— Given problem —
Each line of the listing must be transcribed exactly, except for the images, which should be excluded.

Data entries for graphics
>>>>>
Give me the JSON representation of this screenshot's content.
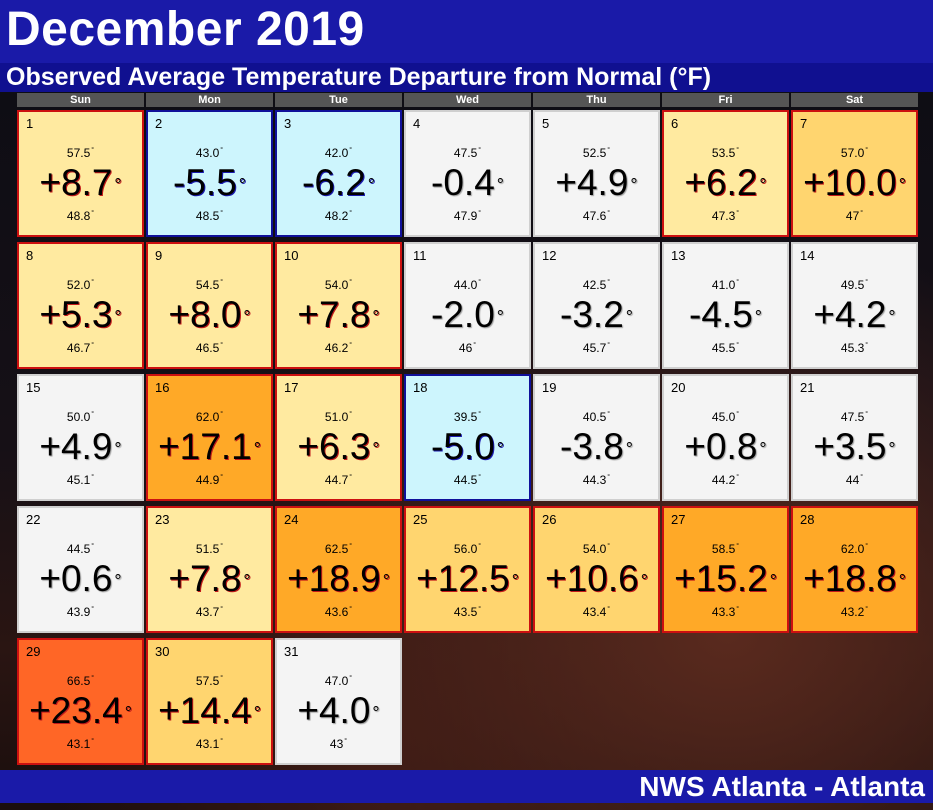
{
  "title": "December 2019",
  "subtitle": "Observed Average Temperature Departure from Normal (°F)",
  "footer": "NWS Atlanta - Atlanta",
  "degree_symbol": "°",
  "days_of_week": [
    "Sun",
    "Mon",
    "Tue",
    "Wed",
    "Thu",
    "Fri",
    "Sat"
  ],
  "colors": {
    "neutral": "#f4f4f4",
    "cold": "#cdf5fd",
    "warm_light": "#ffeaa0",
    "warm_medium": "#ffd56f",
    "warm_strong": "#ffa927",
    "warm_extreme": "#ff6626",
    "title_bar": "#1a1aa8"
  },
  "days": [
    {
      "day": "1",
      "avg": "57.5",
      "departure": "+8.7",
      "normal": "48.8",
      "category": "warm1"
    },
    {
      "day": "2",
      "avg": "43.0",
      "departure": "-5.5",
      "normal": "48.5",
      "category": "cold"
    },
    {
      "day": "3",
      "avg": "42.0",
      "departure": "-6.2",
      "normal": "48.2",
      "category": "cold"
    },
    {
      "day": "4",
      "avg": "47.5",
      "departure": "-0.4",
      "normal": "47.9",
      "category": "neutral"
    },
    {
      "day": "5",
      "avg": "52.5",
      "departure": "+4.9",
      "normal": "47.6",
      "category": "neutral"
    },
    {
      "day": "6",
      "avg": "53.5",
      "departure": "+6.2",
      "normal": "47.3",
      "category": "warm1"
    },
    {
      "day": "7",
      "avg": "57.0",
      "departure": "+10.0",
      "normal": "47",
      "category": "warm2"
    },
    {
      "day": "8",
      "avg": "52.0",
      "departure": "+5.3",
      "normal": "46.7",
      "category": "warm1"
    },
    {
      "day": "9",
      "avg": "54.5",
      "departure": "+8.0",
      "normal": "46.5",
      "category": "warm1"
    },
    {
      "day": "10",
      "avg": "54.0",
      "departure": "+7.8",
      "normal": "46.2",
      "category": "warm1"
    },
    {
      "day": "11",
      "avg": "44.0",
      "departure": "-2.0",
      "normal": "46",
      "category": "neutral"
    },
    {
      "day": "12",
      "avg": "42.5",
      "departure": "-3.2",
      "normal": "45.7",
      "category": "neutral"
    },
    {
      "day": "13",
      "avg": "41.0",
      "departure": "-4.5",
      "normal": "45.5",
      "category": "neutral"
    },
    {
      "day": "14",
      "avg": "49.5",
      "departure": "+4.2",
      "normal": "45.3",
      "category": "neutral"
    },
    {
      "day": "15",
      "avg": "50.0",
      "departure": "+4.9",
      "normal": "45.1",
      "category": "neutral"
    },
    {
      "day": "16",
      "avg": "62.0",
      "departure": "+17.1",
      "normal": "44.9",
      "category": "warm3"
    },
    {
      "day": "17",
      "avg": "51.0",
      "departure": "+6.3",
      "normal": "44.7",
      "category": "warm1"
    },
    {
      "day": "18",
      "avg": "39.5",
      "departure": "-5.0",
      "normal": "44.5",
      "category": "cold"
    },
    {
      "day": "19",
      "avg": "40.5",
      "departure": "-3.8",
      "normal": "44.3",
      "category": "neutral"
    },
    {
      "day": "20",
      "avg": "45.0",
      "departure": "+0.8",
      "normal": "44.2",
      "category": "neutral"
    },
    {
      "day": "21",
      "avg": "47.5",
      "departure": "+3.5",
      "normal": "44",
      "category": "neutral"
    },
    {
      "day": "22",
      "avg": "44.5",
      "departure": "+0.6",
      "normal": "43.9",
      "category": "neutral"
    },
    {
      "day": "23",
      "avg": "51.5",
      "departure": "+7.8",
      "normal": "43.7",
      "category": "warm1"
    },
    {
      "day": "24",
      "avg": "62.5",
      "departure": "+18.9",
      "normal": "43.6",
      "category": "warm3"
    },
    {
      "day": "25",
      "avg": "56.0",
      "departure": "+12.5",
      "normal": "43.5",
      "category": "warm2"
    },
    {
      "day": "26",
      "avg": "54.0",
      "departure": "+10.6",
      "normal": "43.4",
      "category": "warm2"
    },
    {
      "day": "27",
      "avg": "58.5",
      "departure": "+15.2",
      "normal": "43.3",
      "category": "warm3"
    },
    {
      "day": "28",
      "avg": "62.0",
      "departure": "+18.8",
      "normal": "43.2",
      "category": "warm3"
    },
    {
      "day": "29",
      "avg": "66.5",
      "departure": "+23.4",
      "normal": "43.1",
      "category": "warm4"
    },
    {
      "day": "30",
      "avg": "57.5",
      "departure": "+14.4",
      "normal": "43.1",
      "category": "warm2"
    },
    {
      "day": "31",
      "avg": "47.0",
      "departure": "+4.0",
      "normal": "43",
      "category": "neutral"
    }
  ]
}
<<<<<
— Correct response —
Give me the JSON representation of this screenshot's content.
{
  "title": "December 2019",
  "subtitle": "Observed Average Temperature Departure from Normal (°F)",
  "footer": "NWS Atlanta - Atlanta",
  "degree_symbol": "°",
  "days_of_week": [
    "Sun",
    "Mon",
    "Tue",
    "Wed",
    "Thu",
    "Fri",
    "Sat"
  ],
  "colors": {
    "neutral": "#f4f4f4",
    "cold": "#cdf5fd",
    "warm_light": "#ffeaa0",
    "warm_medium": "#ffd56f",
    "warm_strong": "#ffa927",
    "warm_extreme": "#ff6626",
    "title_bar": "#1a1aa8"
  },
  "days": [
    {
      "day": "1",
      "avg": "57.5",
      "departure": "+8.7",
      "normal": "48.8",
      "category": "warm1"
    },
    {
      "day": "2",
      "avg": "43.0",
      "departure": "-5.5",
      "normal": "48.5",
      "category": "cold"
    },
    {
      "day": "3",
      "avg": "42.0",
      "departure": "-6.2",
      "normal": "48.2",
      "category": "cold"
    },
    {
      "day": "4",
      "avg": "47.5",
      "departure": "-0.4",
      "normal": "47.9",
      "category": "neutral"
    },
    {
      "day": "5",
      "avg": "52.5",
      "departure": "+4.9",
      "normal": "47.6",
      "category": "neutral"
    },
    {
      "day": "6",
      "avg": "53.5",
      "departure": "+6.2",
      "normal": "47.3",
      "category": "warm1"
    },
    {
      "day": "7",
      "avg": "57.0",
      "departure": "+10.0",
      "normal": "47",
      "category": "warm2"
    },
    {
      "day": "8",
      "avg": "52.0",
      "departure": "+5.3",
      "normal": "46.7",
      "category": "warm1"
    },
    {
      "day": "9",
      "avg": "54.5",
      "departure": "+8.0",
      "normal": "46.5",
      "category": "warm1"
    },
    {
      "day": "10",
      "avg": "54.0",
      "departure": "+7.8",
      "normal": "46.2",
      "category": "warm1"
    },
    {
      "day": "11",
      "avg": "44.0",
      "departure": "-2.0",
      "normal": "46",
      "category": "neutral"
    },
    {
      "day": "12",
      "avg": "42.5",
      "departure": "-3.2",
      "normal": "45.7",
      "category": "neutral"
    },
    {
      "day": "13",
      "avg": "41.0",
      "departure": "-4.5",
      "normal": "45.5",
      "category": "neutral"
    },
    {
      "day": "14",
      "avg": "49.5",
      "departure": "+4.2",
      "normal": "45.3",
      "category": "neutral"
    },
    {
      "day": "15",
      "avg": "50.0",
      "departure": "+4.9",
      "normal": "45.1",
      "category": "neutral"
    },
    {
      "day": "16",
      "avg": "62.0",
      "departure": "+17.1",
      "normal": "44.9",
      "category": "warm3"
    },
    {
      "day": "17",
      "avg": "51.0",
      "departure": "+6.3",
      "normal": "44.7",
      "category": "warm1"
    },
    {
      "day": "18",
      "avg": "39.5",
      "departure": "-5.0",
      "normal": "44.5",
      "category": "cold"
    },
    {
      "day": "19",
      "avg": "40.5",
      "departure": "-3.8",
      "normal": "44.3",
      "category": "neutral"
    },
    {
      "day": "20",
      "avg": "45.0",
      "departure": "+0.8",
      "normal": "44.2",
      "category": "neutral"
    },
    {
      "day": "21",
      "avg": "47.5",
      "departure": "+3.5",
      "normal": "44",
      "category": "neutral"
    },
    {
      "day": "22",
      "avg": "44.5",
      "departure": "+0.6",
      "normal": "43.9",
      "category": "neutral"
    },
    {
      "day": "23",
      "avg": "51.5",
      "departure": "+7.8",
      "normal": "43.7",
      "category": "warm1"
    },
    {
      "day": "24",
      "avg": "62.5",
      "departure": "+18.9",
      "normal": "43.6",
      "category": "warm3"
    },
    {
      "day": "25",
      "avg": "56.0",
      "departure": "+12.5",
      "normal": "43.5",
      "category": "warm2"
    },
    {
      "day": "26",
      "avg": "54.0",
      "departure": "+10.6",
      "normal": "43.4",
      "category": "warm2"
    },
    {
      "day": "27",
      "avg": "58.5",
      "departure": "+15.2",
      "normal": "43.3",
      "category": "warm3"
    },
    {
      "day": "28",
      "avg": "62.0",
      "departure": "+18.8",
      "normal": "43.2",
      "category": "warm3"
    },
    {
      "day": "29",
      "avg": "66.5",
      "departure": "+23.4",
      "normal": "43.1",
      "category": "warm4"
    },
    {
      "day": "30",
      "avg": "57.5",
      "departure": "+14.4",
      "normal": "43.1",
      "category": "warm2"
    },
    {
      "day": "31",
      "avg": "47.0",
      "departure": "+4.0",
      "normal": "43",
      "category": "neutral"
    }
  ]
}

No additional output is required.